### DATA
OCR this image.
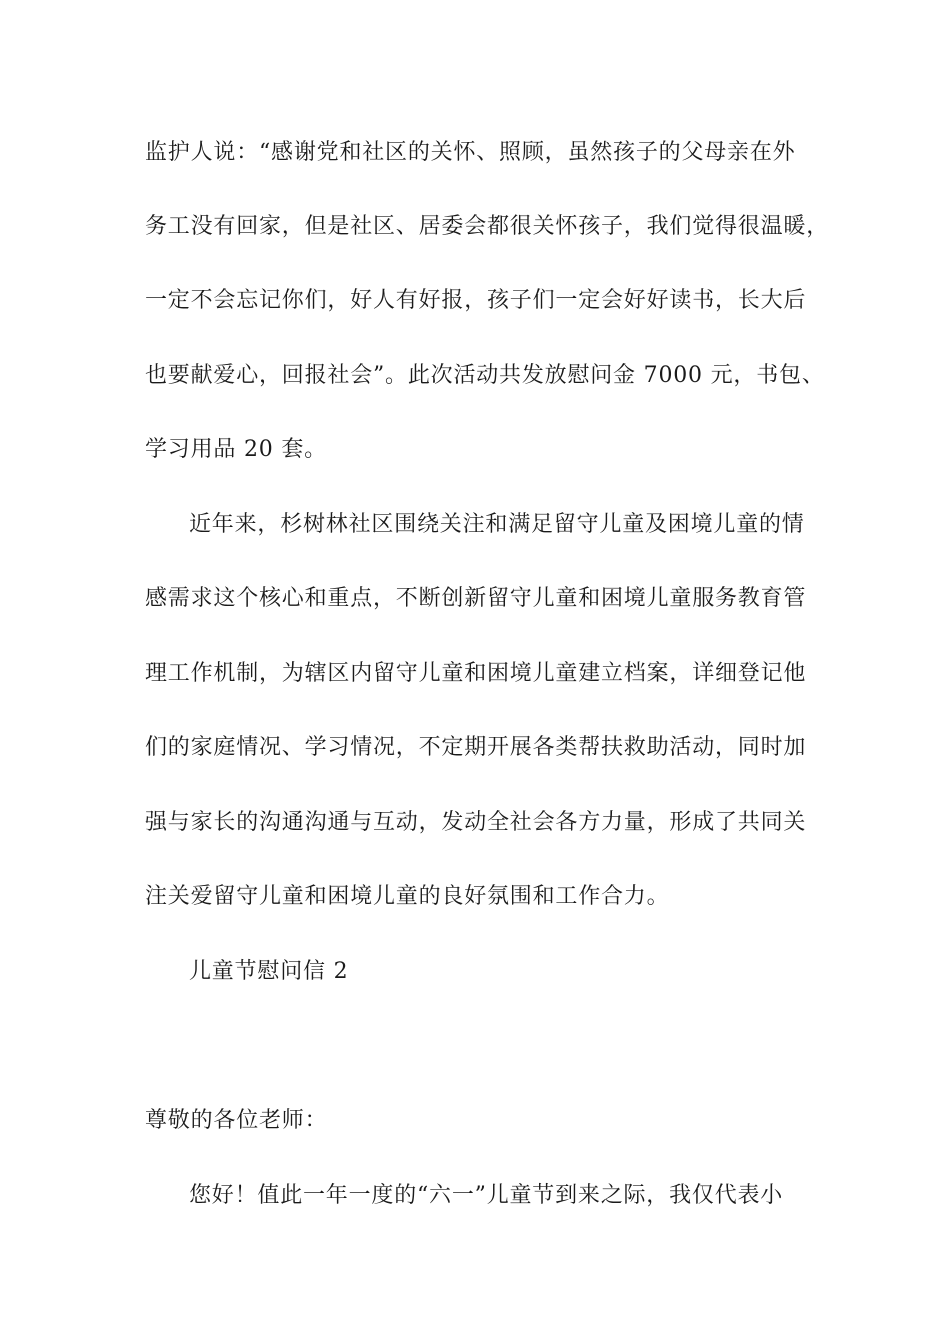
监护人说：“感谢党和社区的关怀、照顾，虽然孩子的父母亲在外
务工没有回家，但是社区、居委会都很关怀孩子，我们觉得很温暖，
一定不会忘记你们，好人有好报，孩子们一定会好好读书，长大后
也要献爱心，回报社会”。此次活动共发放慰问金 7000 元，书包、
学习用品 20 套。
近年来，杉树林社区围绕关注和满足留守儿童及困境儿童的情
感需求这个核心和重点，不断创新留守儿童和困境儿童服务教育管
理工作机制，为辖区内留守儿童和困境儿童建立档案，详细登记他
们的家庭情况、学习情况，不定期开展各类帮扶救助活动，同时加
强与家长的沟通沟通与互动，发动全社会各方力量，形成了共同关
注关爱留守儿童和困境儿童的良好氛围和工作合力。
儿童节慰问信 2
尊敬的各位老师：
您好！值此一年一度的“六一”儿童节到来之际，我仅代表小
* * *
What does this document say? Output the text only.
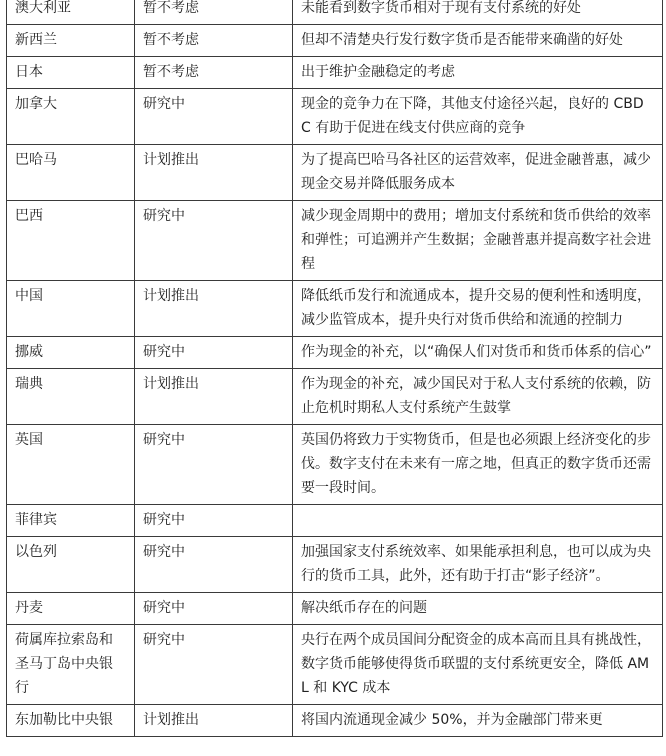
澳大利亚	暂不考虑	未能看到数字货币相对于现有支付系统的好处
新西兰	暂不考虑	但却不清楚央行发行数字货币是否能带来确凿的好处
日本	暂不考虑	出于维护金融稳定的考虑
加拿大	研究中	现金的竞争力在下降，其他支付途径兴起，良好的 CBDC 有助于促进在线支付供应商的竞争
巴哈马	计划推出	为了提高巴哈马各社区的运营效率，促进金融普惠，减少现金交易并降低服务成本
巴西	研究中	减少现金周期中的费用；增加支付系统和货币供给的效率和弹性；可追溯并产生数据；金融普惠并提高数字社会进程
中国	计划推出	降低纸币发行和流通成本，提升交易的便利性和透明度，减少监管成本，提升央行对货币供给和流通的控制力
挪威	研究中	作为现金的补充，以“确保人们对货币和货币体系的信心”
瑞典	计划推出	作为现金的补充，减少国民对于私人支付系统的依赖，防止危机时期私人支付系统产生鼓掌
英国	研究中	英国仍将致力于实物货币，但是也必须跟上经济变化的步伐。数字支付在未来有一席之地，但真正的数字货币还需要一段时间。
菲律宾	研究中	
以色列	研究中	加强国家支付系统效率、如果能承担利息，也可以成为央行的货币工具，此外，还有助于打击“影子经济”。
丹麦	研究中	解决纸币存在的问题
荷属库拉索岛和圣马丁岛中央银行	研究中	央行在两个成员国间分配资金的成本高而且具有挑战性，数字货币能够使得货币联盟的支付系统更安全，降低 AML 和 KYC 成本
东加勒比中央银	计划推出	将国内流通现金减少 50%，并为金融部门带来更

### YOUR INSTRUCTIONS
Using the material above, count the lines containing the word "this". Reply with the number alone.

### OUTPUT OF THE TASK
2